- Task to carry out
Gather, from the listing beneath this task, every line holding the string "plus".

***** Stored data

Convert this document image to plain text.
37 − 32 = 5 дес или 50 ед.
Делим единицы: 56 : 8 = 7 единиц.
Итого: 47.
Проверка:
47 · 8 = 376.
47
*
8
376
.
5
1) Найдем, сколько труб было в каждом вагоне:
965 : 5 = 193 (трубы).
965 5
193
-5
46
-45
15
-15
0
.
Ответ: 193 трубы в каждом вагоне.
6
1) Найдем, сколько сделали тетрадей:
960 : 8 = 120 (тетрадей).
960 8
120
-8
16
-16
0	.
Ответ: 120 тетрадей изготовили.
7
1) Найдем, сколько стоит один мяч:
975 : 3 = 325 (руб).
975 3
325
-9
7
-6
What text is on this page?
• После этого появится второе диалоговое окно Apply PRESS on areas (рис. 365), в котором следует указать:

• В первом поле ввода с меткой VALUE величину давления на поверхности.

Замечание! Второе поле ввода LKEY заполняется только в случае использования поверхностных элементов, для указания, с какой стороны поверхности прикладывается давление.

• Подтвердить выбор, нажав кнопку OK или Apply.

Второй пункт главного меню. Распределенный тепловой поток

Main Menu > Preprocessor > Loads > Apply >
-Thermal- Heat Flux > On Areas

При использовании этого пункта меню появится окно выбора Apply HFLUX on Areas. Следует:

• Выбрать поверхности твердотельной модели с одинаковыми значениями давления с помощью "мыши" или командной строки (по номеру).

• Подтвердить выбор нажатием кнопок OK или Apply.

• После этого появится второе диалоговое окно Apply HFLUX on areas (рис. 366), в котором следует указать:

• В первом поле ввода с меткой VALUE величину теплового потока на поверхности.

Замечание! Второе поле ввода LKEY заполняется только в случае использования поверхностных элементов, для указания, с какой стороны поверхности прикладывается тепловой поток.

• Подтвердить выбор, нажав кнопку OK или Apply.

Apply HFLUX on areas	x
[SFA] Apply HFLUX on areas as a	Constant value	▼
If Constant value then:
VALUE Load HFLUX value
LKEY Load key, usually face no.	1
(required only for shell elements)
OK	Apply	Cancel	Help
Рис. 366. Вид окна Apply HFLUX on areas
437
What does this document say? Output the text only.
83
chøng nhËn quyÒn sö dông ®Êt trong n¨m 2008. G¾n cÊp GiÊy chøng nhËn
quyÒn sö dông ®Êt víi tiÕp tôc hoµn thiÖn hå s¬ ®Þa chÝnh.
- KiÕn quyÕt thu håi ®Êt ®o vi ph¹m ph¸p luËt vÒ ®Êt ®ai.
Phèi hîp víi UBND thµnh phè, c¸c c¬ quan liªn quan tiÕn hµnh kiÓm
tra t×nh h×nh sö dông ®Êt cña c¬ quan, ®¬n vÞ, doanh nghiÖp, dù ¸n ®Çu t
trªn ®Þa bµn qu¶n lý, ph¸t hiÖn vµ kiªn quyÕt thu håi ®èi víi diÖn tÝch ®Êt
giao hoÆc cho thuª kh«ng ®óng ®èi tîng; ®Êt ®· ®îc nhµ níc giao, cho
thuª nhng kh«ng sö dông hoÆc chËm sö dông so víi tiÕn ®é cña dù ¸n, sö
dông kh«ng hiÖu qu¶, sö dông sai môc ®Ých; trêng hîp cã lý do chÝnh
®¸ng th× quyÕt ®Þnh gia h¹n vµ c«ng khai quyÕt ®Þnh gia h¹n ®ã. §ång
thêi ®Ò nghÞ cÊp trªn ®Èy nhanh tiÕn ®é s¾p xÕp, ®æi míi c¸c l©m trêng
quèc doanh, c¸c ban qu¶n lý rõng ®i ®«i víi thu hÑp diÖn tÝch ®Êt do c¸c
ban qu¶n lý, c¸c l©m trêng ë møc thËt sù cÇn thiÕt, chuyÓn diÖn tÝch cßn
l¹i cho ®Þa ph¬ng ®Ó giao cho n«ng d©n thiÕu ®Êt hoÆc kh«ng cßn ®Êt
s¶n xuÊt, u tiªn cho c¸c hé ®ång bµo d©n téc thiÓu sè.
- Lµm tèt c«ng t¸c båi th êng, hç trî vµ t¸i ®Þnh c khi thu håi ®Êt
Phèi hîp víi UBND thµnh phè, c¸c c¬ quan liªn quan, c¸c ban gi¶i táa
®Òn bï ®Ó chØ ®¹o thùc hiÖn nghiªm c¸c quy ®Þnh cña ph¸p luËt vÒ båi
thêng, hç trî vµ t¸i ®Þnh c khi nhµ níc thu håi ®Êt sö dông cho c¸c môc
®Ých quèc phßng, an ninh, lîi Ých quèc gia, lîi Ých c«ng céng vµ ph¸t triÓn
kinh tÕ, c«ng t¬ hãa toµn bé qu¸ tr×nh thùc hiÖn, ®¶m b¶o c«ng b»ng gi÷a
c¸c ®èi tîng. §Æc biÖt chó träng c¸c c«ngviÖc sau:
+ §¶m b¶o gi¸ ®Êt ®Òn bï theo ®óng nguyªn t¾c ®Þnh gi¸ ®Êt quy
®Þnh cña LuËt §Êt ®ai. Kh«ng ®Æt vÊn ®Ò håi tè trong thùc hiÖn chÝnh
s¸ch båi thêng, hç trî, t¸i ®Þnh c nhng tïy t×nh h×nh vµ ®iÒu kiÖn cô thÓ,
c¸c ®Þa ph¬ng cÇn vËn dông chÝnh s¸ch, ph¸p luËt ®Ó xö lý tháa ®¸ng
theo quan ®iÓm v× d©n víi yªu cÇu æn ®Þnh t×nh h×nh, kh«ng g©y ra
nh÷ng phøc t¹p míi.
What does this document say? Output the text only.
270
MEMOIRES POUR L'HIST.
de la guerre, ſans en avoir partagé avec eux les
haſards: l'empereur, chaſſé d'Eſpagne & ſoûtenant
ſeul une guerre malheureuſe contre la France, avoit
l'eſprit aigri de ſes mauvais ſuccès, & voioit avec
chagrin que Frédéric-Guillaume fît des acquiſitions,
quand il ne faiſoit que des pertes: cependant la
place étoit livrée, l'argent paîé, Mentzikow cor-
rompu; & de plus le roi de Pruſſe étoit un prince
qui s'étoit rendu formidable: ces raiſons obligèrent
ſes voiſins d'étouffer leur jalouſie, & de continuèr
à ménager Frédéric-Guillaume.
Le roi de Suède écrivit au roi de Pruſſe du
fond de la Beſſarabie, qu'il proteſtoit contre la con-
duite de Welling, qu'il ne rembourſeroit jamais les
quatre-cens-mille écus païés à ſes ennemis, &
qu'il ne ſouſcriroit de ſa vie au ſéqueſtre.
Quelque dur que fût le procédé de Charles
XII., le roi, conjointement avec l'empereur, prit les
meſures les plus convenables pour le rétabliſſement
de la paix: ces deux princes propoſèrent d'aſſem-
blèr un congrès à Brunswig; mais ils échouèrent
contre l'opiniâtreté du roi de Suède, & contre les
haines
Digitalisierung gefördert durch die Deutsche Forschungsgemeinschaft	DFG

**********

- Exercise output
rompu; & de plus le roi de Pruſſe étoit un prince
meſures les plus convenables pour le rétabliſſement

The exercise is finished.